▸ WHAT IS ASKED: Below are some records; work out how many of their lines contain "International" and give the number only.

## start ROWS

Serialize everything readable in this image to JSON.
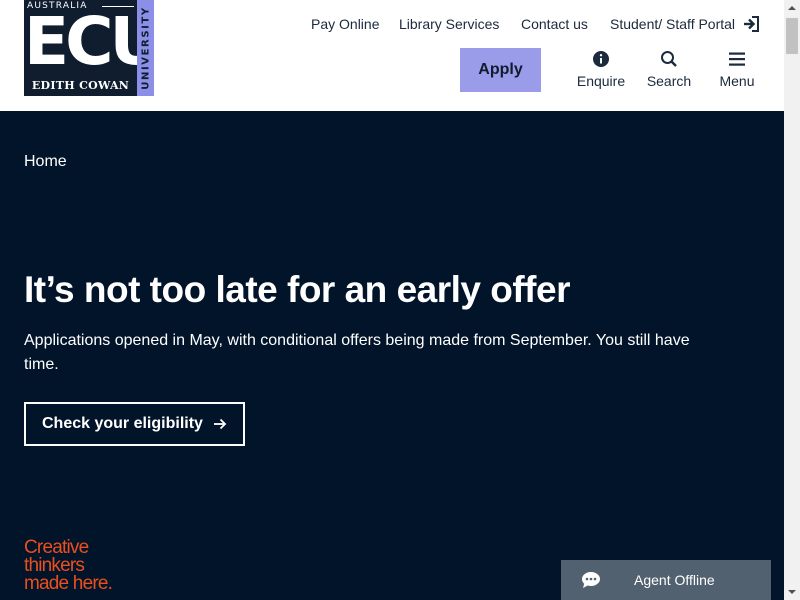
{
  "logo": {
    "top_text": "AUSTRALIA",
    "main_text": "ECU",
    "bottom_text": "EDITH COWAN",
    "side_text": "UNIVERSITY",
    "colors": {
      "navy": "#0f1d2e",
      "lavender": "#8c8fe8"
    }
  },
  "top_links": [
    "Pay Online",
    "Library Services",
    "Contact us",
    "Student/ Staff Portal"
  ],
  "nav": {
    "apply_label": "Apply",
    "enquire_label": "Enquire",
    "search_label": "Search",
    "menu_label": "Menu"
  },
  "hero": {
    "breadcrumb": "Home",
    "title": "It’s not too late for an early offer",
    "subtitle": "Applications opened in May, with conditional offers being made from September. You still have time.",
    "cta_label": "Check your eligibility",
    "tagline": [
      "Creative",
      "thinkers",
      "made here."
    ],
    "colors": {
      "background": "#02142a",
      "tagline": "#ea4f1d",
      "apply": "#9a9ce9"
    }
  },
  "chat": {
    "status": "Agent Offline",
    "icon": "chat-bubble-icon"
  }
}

## end ROWS
## start ROWS

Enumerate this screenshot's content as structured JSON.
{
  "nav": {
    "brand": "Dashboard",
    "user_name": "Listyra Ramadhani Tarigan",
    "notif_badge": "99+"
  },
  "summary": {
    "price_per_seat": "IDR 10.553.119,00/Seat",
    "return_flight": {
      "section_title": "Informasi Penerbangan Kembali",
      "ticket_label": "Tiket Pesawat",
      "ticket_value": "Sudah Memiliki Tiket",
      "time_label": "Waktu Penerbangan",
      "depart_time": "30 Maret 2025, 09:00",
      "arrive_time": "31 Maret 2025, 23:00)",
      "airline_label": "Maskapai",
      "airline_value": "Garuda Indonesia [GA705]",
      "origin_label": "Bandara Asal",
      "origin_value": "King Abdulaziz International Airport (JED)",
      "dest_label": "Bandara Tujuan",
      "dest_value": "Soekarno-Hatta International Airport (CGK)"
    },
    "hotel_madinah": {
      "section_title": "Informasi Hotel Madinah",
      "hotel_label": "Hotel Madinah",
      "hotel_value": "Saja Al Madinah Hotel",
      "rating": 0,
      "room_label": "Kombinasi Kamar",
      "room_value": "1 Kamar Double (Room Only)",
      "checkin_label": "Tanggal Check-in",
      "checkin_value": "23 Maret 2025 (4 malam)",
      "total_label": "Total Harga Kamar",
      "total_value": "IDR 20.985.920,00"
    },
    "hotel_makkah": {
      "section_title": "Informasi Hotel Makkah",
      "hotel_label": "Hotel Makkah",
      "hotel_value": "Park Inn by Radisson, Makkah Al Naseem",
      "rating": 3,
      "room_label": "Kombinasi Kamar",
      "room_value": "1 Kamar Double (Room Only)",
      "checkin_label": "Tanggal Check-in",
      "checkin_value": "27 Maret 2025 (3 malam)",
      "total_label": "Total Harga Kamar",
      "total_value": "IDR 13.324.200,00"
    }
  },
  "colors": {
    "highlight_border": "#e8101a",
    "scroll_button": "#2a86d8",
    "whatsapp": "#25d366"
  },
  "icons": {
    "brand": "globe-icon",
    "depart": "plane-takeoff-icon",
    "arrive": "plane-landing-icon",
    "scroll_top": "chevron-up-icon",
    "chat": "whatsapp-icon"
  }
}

## end ROWS

▸ REPLY TO THE TASK: 2